YOUR GOAL: The data must be returned in full and exactly as given.
──────
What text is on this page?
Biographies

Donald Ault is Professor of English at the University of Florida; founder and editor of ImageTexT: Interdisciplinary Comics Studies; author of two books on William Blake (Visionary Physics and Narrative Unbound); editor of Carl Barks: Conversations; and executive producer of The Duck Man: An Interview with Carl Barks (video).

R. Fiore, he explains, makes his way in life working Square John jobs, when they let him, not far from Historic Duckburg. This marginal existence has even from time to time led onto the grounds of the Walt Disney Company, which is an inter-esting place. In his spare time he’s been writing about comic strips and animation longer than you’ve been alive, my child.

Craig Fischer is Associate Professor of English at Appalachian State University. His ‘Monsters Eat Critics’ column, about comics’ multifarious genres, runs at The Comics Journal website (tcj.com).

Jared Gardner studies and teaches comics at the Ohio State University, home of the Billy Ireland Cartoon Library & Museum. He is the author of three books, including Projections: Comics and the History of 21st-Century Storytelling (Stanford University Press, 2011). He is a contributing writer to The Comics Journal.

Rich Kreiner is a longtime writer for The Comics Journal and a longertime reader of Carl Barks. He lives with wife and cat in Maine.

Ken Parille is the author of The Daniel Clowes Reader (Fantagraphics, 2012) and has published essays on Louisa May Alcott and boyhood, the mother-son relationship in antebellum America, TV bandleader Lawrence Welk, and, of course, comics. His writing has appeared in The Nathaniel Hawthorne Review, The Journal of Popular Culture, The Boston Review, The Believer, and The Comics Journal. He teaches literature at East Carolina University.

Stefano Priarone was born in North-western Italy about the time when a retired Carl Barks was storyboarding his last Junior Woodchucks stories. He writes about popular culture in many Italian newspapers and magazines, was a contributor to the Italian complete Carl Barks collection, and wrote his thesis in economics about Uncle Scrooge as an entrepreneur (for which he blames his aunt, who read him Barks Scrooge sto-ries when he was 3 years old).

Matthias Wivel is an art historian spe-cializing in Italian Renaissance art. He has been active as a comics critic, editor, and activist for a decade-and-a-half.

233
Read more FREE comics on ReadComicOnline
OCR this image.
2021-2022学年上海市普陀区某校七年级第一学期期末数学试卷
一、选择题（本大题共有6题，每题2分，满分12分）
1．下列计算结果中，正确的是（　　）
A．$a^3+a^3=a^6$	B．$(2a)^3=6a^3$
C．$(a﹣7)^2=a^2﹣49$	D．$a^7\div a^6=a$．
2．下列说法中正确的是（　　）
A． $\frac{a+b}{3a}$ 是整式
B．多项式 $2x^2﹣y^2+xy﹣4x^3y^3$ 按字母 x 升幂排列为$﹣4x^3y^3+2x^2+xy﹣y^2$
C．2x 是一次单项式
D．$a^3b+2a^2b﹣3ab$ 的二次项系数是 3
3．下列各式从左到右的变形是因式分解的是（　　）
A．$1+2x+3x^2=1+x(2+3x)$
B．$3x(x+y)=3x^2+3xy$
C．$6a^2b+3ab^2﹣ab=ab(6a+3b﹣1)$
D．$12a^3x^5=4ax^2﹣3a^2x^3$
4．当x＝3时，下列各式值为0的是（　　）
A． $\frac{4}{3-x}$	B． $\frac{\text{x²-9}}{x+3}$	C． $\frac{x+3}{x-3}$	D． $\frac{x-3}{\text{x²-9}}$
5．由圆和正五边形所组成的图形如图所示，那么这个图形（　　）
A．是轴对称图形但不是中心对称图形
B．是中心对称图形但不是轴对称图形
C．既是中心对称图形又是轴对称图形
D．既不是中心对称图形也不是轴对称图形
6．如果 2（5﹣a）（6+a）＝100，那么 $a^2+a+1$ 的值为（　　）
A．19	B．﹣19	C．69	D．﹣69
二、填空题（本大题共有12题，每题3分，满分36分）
──────
ANSWER TO THE PROBLEM:
What text is on this page?
Biographies

Donald Ault is Professor of English at the University of Florida; founder and editor of ImageTexT: Interdisciplinary Comics Studies; author of two books on William Blake (Visionary Physics and Narrative Unbound); editor of Carl Barks: Conversations; and executive producer of The Duck Man: An Interview with Carl Barks (video).

R. Fiore, he explains, makes his way in life working Square John jobs, when they let him, not far from Historic Duckburg. This marginal existence has even from time to time led onto the grounds of the Walt Disney Company, which is an inter-esting place. In his spare time he’s been writing about comic strips and animation longer than you’ve been alive, my child.

Craig Fischer is Associate Professor of English at Appalachian State University. His ‘Monsters Eat Critics’ column, about comics’ multifarious genres, runs at The Comics Journal website (tcj.com).

Jared Gardner studies and teaches comics at the Ohio State University, home of the Billy Ireland Cartoon Library & Museum. He is the author of three books, including Projections: Comics and the History of 21st-Century Storytelling (Stanford University Press, 2011). He is a contributing writer to The Comics Journal.

Rich Kreiner is a longtime writer for The Comics Journal and a longertime reader of Carl Barks. He lives with wife and cat in Maine.

Ken Parille is the author of The Daniel Clowes Reader (Fantagraphics, 2012) and has published essays on Louisa May Alcott and boyhood, the mother-son relationship in antebellum America, TV bandleader Lawrence Welk, and, of course, comics. His writing has appeared in The Nathaniel Hawthorne Review, The Journal of Popular Culture, The Boston Review, The Believer, and The Comics Journal. He teaches literature at East Carolina University.

Stefano Priarone was born in North-western Italy about the time when a retired Carl Barks was storyboarding his last Junior Woodchucks stories. He writes about popular culture in many Italian newspapers and magazines, was a contributor to the Italian complete Carl Barks collection, and wrote his thesis in economics about Uncle Scrooge as an entrepreneur (for which he blames his aunt, who read him Barks Scrooge sto-ries when he was 3 years old).

Matthias Wivel is an art historian spe-cializing in Italian Renaissance art. He has been active as a comics critic, editor, and activist for a decade-and-a-half.

233
Read more FREE comics on ReadComicOnline
OCR this image.
2021-2022学年上海市普陀区某校七年级第一学期期末数学试卷
一、选择题（本大题共有6题，每题2分，满分12分）
1．下列计算结果中，正确的是（　　）
A．$a^3+a^3=a^6$	B．$(2a)^3=6a^3$
C．$(a﹣7)^2=a^2﹣49$	D．$a^7\div a^6=a$．
2．下列说法中正确的是（　　）
A． $\frac{a+b}{3a}$ 是整式
B．多项式 $2x^2﹣y^2+xy﹣4x^3y^3$ 按字母 x 升幂排列为$﹣4x^3y^3+2x^2+xy﹣y^2$
C．2x 是一次单项式
D．$a^3b+2a^2b﹣3ab$ 的二次项系数是 3
3．下列各式从左到右的变形是因式分解的是（　　）
A．$1+2x+3x^2=1+x(2+3x)$
B．$3x(x+y)=3x^2+3xy$
C．$6a^2b+3ab^2﹣ab=ab(6a+3b﹣1)$
D．$12a^3x^5=4ax^2﹣3a^2x^3$
4．当x＝3时，下列各式值为0的是（　　）
A． $\frac{4}{3-x}$	B． $\frac{\text{x²-9}}{x+3}$	C． $\frac{x+3}{x-3}$	D． $\frac{x-3}{\text{x²-9}}$
5．由圆和正五边形所组成的图形如图所示，那么这个图形（　　）
A．是轴对称图形但不是中心对称图形
B．是中心对称图形但不是轴对称图形
C．既是中心对称图形又是轴对称图形
D．既不是中心对称图形也不是轴对称图形
6．如果 2（5﹣a）（6+a）＝100，那么 $a^2+a+1$ 的值为（　　）
A．19	B．﹣19	C．69	D．﹣69
二、填空题（本大题共有12题，每题3分，满分36分）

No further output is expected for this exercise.